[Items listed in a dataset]
-- -- --

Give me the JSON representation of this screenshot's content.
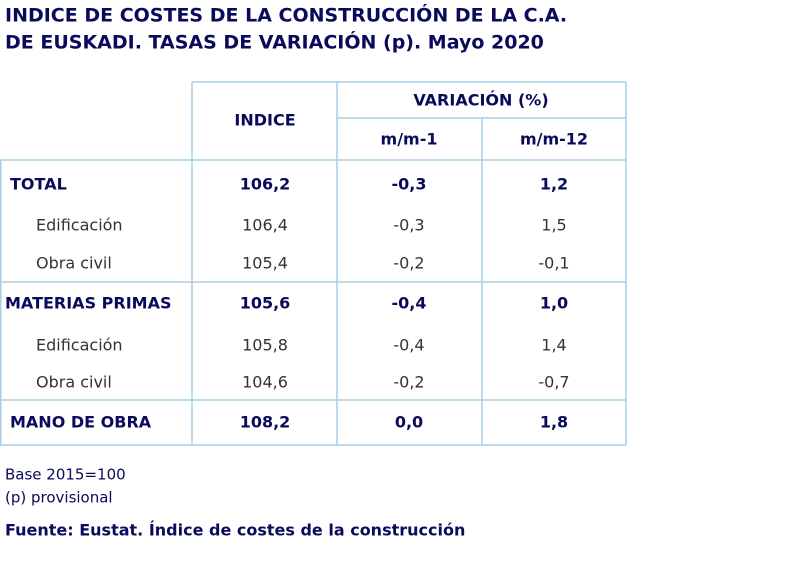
{
  "title": [
    "INDICE DE COSTES DE LA CONSTRUCCIÓN DE LA C.A.",
    "DE EUSKADI. TASAS DE VARIACIÓN (p). Mayo 2020"
  ],
  "table": {
    "header": {
      "indice": "INDICE",
      "variacion": "VARIACIÓN (%)",
      "mm1": "m/m-1",
      "mm12": "m/m-12"
    },
    "rows": [
      [
        "TOTAL",
        "106,2",
        "-0,3",
        "1,2"
      ],
      [
        "Edificación",
        "106,4",
        "-0,3",
        "1,5"
      ],
      [
        "Obra civil",
        "105,4",
        "-0,2",
        "-0,1"
      ],
      [
        "MATERIAS PRIMAS",
        "105,6",
        "-0,4",
        "1,0"
      ],
      [
        "Edificación",
        "105,8",
        "-0,4",
        "1,4"
      ],
      [
        "Obra civil",
        "104,6",
        "-0,2",
        "-0,7"
      ],
      [
        "MANO DE OBRA",
        "108,2",
        "0,0",
        "1,8"
      ]
    ]
  },
  "notes": [
    "Base 2015=100",
    "(p) provisional"
  ],
  "source": "Fuente: Eustat. Índice de costes de la construcción"
}
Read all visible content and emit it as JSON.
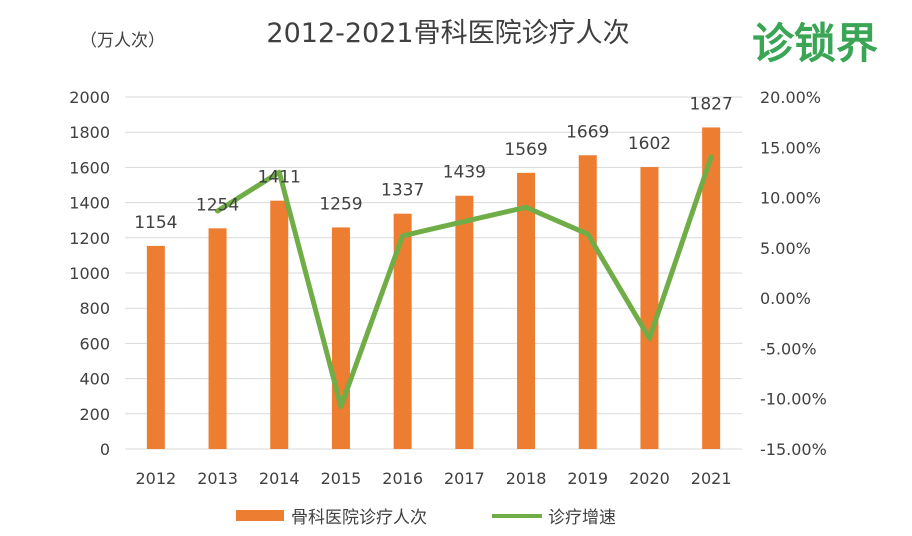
{
  "logo": {
    "text": "诊锁界"
  },
  "chart_data": {
    "type": "bar",
    "title": "2012-2021骨科医院诊疗人次",
    "left_axis_unit": "（万人次）",
    "categories": [
      "2012",
      "2013",
      "2014",
      "2015",
      "2016",
      "2017",
      "2018",
      "2019",
      "2020",
      "2021"
    ],
    "series": [
      {
        "name": "骨科医院诊疗人次",
        "type": "bar",
        "axis": "left",
        "color": "#ed7d31",
        "values": [
          1154,
          1254,
          1411,
          1259,
          1337,
          1439,
          1569,
          1669,
          1602,
          1827
        ]
      },
      {
        "name": "诊疗增速",
        "type": "line",
        "axis": "right",
        "color": "#70ad47",
        "values": [
          null,
          8.67,
          12.52,
          -10.77,
          6.2,
          7.63,
          9.03,
          6.37,
          -4.01,
          14.04
        ]
      }
    ],
    "left_axis": {
      "min": 0,
      "max": 2000,
      "step": 200,
      "ticks": [
        "0",
        "200",
        "400",
        "600",
        "800",
        "1000",
        "1200",
        "1400",
        "1600",
        "1800",
        "2000"
      ]
    },
    "right_axis": {
      "min": -15,
      "max": 20,
      "step": 5,
      "unit": "%",
      "ticks": [
        "-15.00%",
        "-10.00%",
        "-5.00%",
        "0.00%",
        "5.00%",
        "10.00%",
        "15.00%",
        "20.00%"
      ]
    },
    "data_labels": [
      "1154",
      "1254",
      "1411",
      "1259",
      "1337",
      "1439",
      "1569",
      "1669",
      "1602",
      "1827"
    ],
    "grid": true,
    "legend_position": "bottom"
  }
}
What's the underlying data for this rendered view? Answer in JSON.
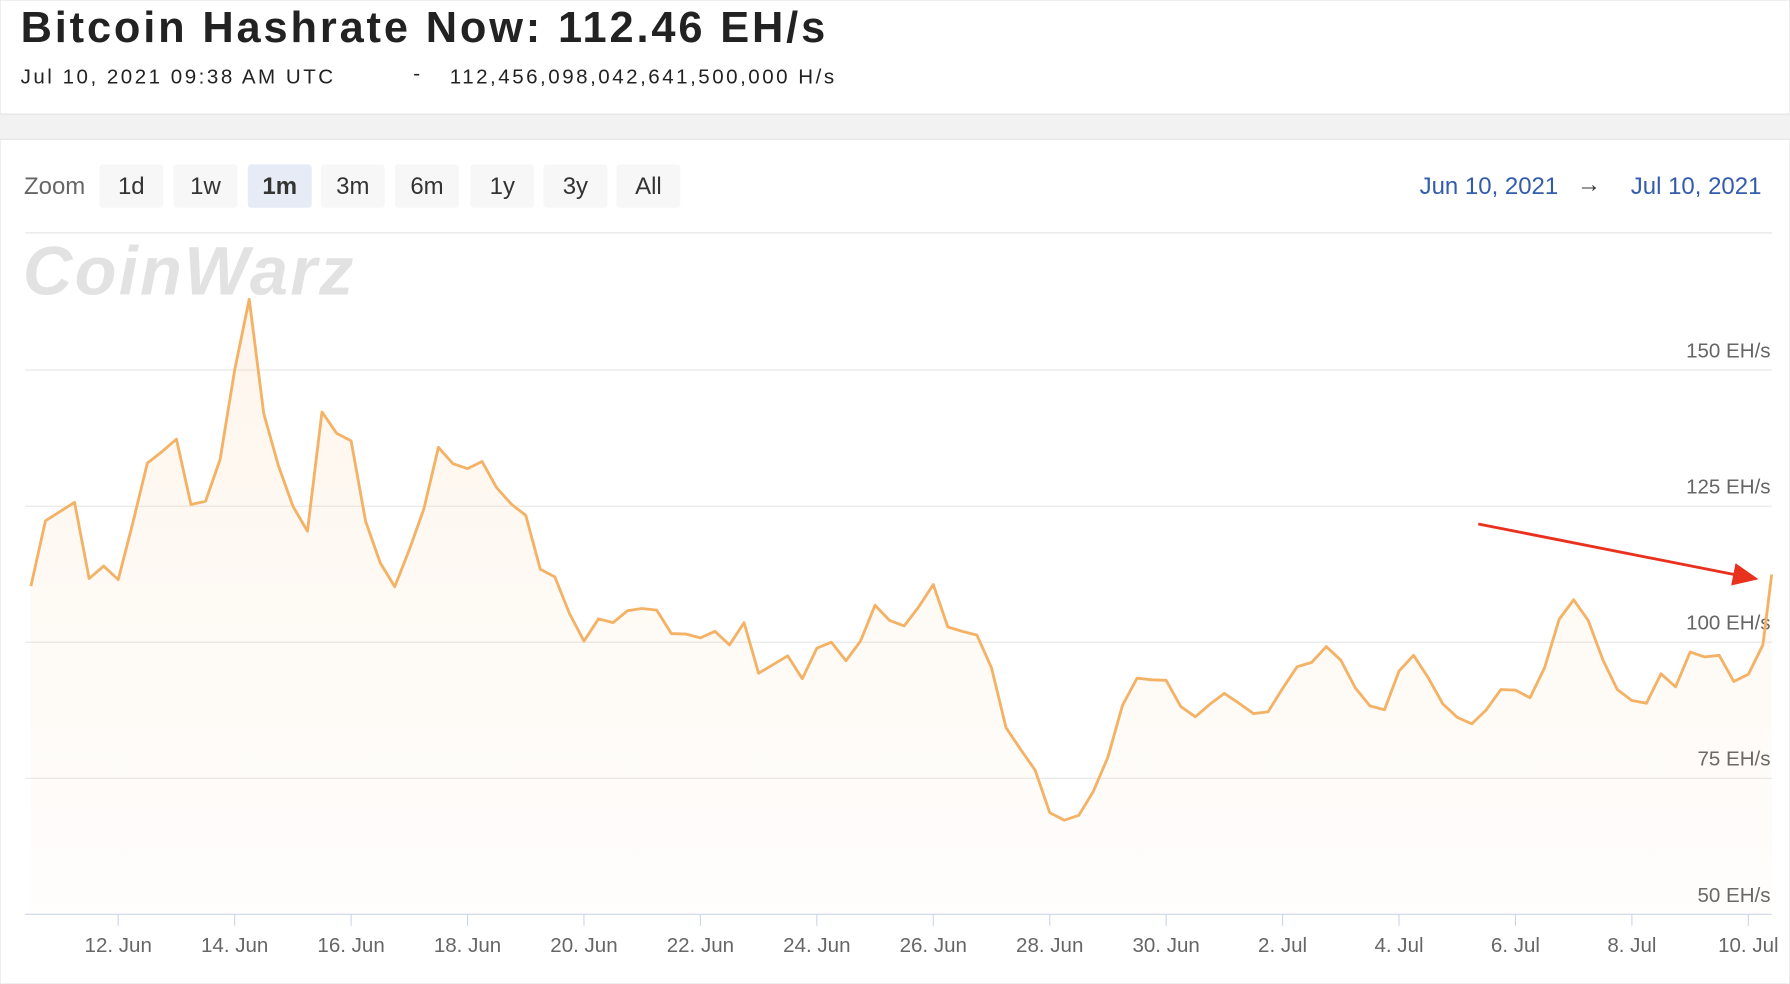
{
  "header": {
    "title": "Bitcoin Hashrate Now: 112.46 EH/s",
    "timestamp": "Jul 10, 2021 09:38 AM UTC",
    "separator": "-",
    "raw_hashrate": "112,456,098,042,641,500,000 H/s"
  },
  "toolbar": {
    "zoom_label": "Zoom",
    "zoom_options": [
      "1d",
      "1w",
      "1m",
      "3m",
      "6m",
      "1y",
      "3y",
      "All"
    ],
    "active_zoom": "1m",
    "range_from": "Jun 10, 2021",
    "range_arrow": "→",
    "range_to": "Jul 10, 2021"
  },
  "chart_data": {
    "type": "line",
    "watermark": "CoinWarz",
    "color": "#f4b266",
    "grid": true,
    "xlim": [
      "2021-06-10T09:38",
      "2021-07-10T09:38"
    ],
    "ylim": [
      50,
      175
    ],
    "yticks": [
      {
        "value": 50,
        "label": "50 EH/s"
      },
      {
        "value": 75,
        "label": "75 EH/s"
      },
      {
        "value": 100,
        "label": "100 EH/s"
      },
      {
        "value": 125,
        "label": "125 EH/s"
      },
      {
        "value": 150,
        "label": "150 EH/s"
      }
    ],
    "xticks": [
      {
        "value": "2021-06-12T00:00",
        "label": "12. Jun"
      },
      {
        "value": "2021-06-14T00:00",
        "label": "14. Jun"
      },
      {
        "value": "2021-06-16T00:00",
        "label": "16. Jun"
      },
      {
        "value": "2021-06-18T00:00",
        "label": "18. Jun"
      },
      {
        "value": "2021-06-20T00:00",
        "label": "20. Jun"
      },
      {
        "value": "2021-06-22T00:00",
        "label": "22. Jun"
      },
      {
        "value": "2021-06-24T00:00",
        "label": "24. Jun"
      },
      {
        "value": "2021-06-26T00:00",
        "label": "26. Jun"
      },
      {
        "value": "2021-06-28T00:00",
        "label": "28. Jun"
      },
      {
        "value": "2021-06-30T00:00",
        "label": "30. Jun"
      },
      {
        "value": "2021-07-02T00:00",
        "label": "2. Jul"
      },
      {
        "value": "2021-07-04T00:00",
        "label": "4. Jul"
      },
      {
        "value": "2021-07-06T00:00",
        "label": "6. Jul"
      },
      {
        "value": "2021-07-08T00:00",
        "label": "8. Jul"
      },
      {
        "value": "2021-07-10T00:00",
        "label": "10. Jul"
      }
    ],
    "x": [
      "2021-06-10T12:00",
      "2021-06-10T18:00",
      "2021-06-11T00:00",
      "2021-06-11T06:00",
      "2021-06-11T12:00",
      "2021-06-11T18:00",
      "2021-06-12T00:00",
      "2021-06-12T06:00",
      "2021-06-12T12:00",
      "2021-06-12T18:00",
      "2021-06-13T00:00",
      "2021-06-13T06:00",
      "2021-06-13T12:00",
      "2021-06-13T18:00",
      "2021-06-14T00:00",
      "2021-06-14T06:00",
      "2021-06-14T12:00",
      "2021-06-14T18:00",
      "2021-06-15T00:00",
      "2021-06-15T06:00",
      "2021-06-15T12:00",
      "2021-06-15T18:00",
      "2021-06-16T00:00",
      "2021-06-16T06:00",
      "2021-06-16T12:00",
      "2021-06-16T18:00",
      "2021-06-17T00:00",
      "2021-06-17T06:00",
      "2021-06-17T12:00",
      "2021-06-17T18:00",
      "2021-06-18T00:00",
      "2021-06-18T06:00",
      "2021-06-18T12:00",
      "2021-06-18T18:00",
      "2021-06-19T00:00",
      "2021-06-19T06:00",
      "2021-06-19T12:00",
      "2021-06-19T18:00",
      "2021-06-20T00:00",
      "2021-06-20T06:00",
      "2021-06-20T12:00",
      "2021-06-20T18:00",
      "2021-06-21T00:00",
      "2021-06-21T06:00",
      "2021-06-21T12:00",
      "2021-06-21T18:00",
      "2021-06-22T00:00",
      "2021-06-22T06:00",
      "2021-06-22T12:00",
      "2021-06-22T18:00",
      "2021-06-23T00:00",
      "2021-06-23T06:00",
      "2021-06-23T12:00",
      "2021-06-23T18:00",
      "2021-06-24T00:00",
      "2021-06-24T06:00",
      "2021-06-24T12:00",
      "2021-06-24T18:00",
      "2021-06-25T00:00",
      "2021-06-25T06:00",
      "2021-06-25T12:00",
      "2021-06-25T18:00",
      "2021-06-26T00:00",
      "2021-06-26T06:00",
      "2021-06-26T12:00",
      "2021-06-26T18:00",
      "2021-06-27T00:00",
      "2021-06-27T06:00",
      "2021-06-27T12:00",
      "2021-06-27T18:00",
      "2021-06-28T00:00",
      "2021-06-28T06:00",
      "2021-06-28T12:00",
      "2021-06-28T18:00",
      "2021-06-29T00:00",
      "2021-06-29T06:00",
      "2021-06-29T12:00",
      "2021-06-29T18:00",
      "2021-06-30T00:00",
      "2021-06-30T06:00",
      "2021-06-30T12:00",
      "2021-06-30T18:00",
      "2021-07-01T00:00",
      "2021-07-01T06:00",
      "2021-07-01T12:00",
      "2021-07-01T18:00",
      "2021-07-02T00:00",
      "2021-07-02T06:00",
      "2021-07-02T12:00",
      "2021-07-02T18:00",
      "2021-07-03T00:00",
      "2021-07-03T06:00",
      "2021-07-03T12:00",
      "2021-07-03T18:00",
      "2021-07-04T00:00",
      "2021-07-04T06:00",
      "2021-07-04T12:00",
      "2021-07-04T18:00",
      "2021-07-05T00:00",
      "2021-07-05T06:00",
      "2021-07-05T12:00",
      "2021-07-05T18:00",
      "2021-07-06T00:00",
      "2021-07-06T06:00",
      "2021-07-06T12:00",
      "2021-07-06T18:00",
      "2021-07-07T00:00",
      "2021-07-07T06:00",
      "2021-07-07T12:00",
      "2021-07-07T18:00",
      "2021-07-08T00:00",
      "2021-07-08T06:00",
      "2021-07-08T12:00",
      "2021-07-08T18:00",
      "2021-07-09T00:00",
      "2021-07-09T06:00",
      "2021-07-09T12:00",
      "2021-07-09T18:00",
      "2021-07-10T00:00",
      "2021-07-10T06:00",
      "2021-07-10T09:38"
    ],
    "values": [
      110.3,
      122.3,
      124,
      125.7,
      111.7,
      114,
      111.5,
      121.9,
      132.9,
      135,
      137.3,
      125.3,
      125.9,
      133.6,
      150,
      163,
      142,
      132.5,
      125,
      120.4,
      142.3,
      138.4,
      137,
      122.2,
      114.6,
      110.2,
      117,
      124.5,
      135.8,
      132.8,
      131.9,
      133.2,
      128.4,
      125.4,
      123.3,
      113.4,
      112,
      105.3,
      100.2,
      104.3,
      103.6,
      105.8,
      106.2,
      105.9,
      101.6,
      101.5,
      100.8,
      102,
      99.5,
      103.6,
      94.3,
      95.9,
      97.5,
      93.3,
      98.9,
      100,
      96.6,
      100.2,
      106.8,
      104,
      103,
      106.5,
      110.6,
      102.8,
      102,
      101.3,
      95.3,
      84.3,
      80.3,
      76.5,
      68.7,
      67.3,
      68.2,
      72.6,
      78.9,
      88.4,
      93.4,
      93.1,
      93,
      88.2,
      86.3,
      88.6,
      90.6,
      88.8,
      86.9,
      87.2,
      91.5,
      95.5,
      96.3,
      99.2,
      96.7,
      91.6,
      88.3,
      87.6,
      94.7,
      97.6,
      93.5,
      88.7,
      86.2,
      85,
      87.6,
      91.3,
      91.2,
      89.8,
      95.3,
      104.2,
      107.8,
      104,
      96.8,
      91.3,
      89.3,
      88.8,
      94.2,
      91.8,
      98.2,
      97.3,
      97.6,
      92.8,
      94.1,
      99.5,
      112.46
    ]
  }
}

-- -- --

### Stated problem
Go through the material above and copy each line that has the word "title".

### Task output
  "title": [
    "title": "2012-2021骨科医院诊疗人次",
    "title": "Bitcoin Hashrate Now: 112.46 EH/s",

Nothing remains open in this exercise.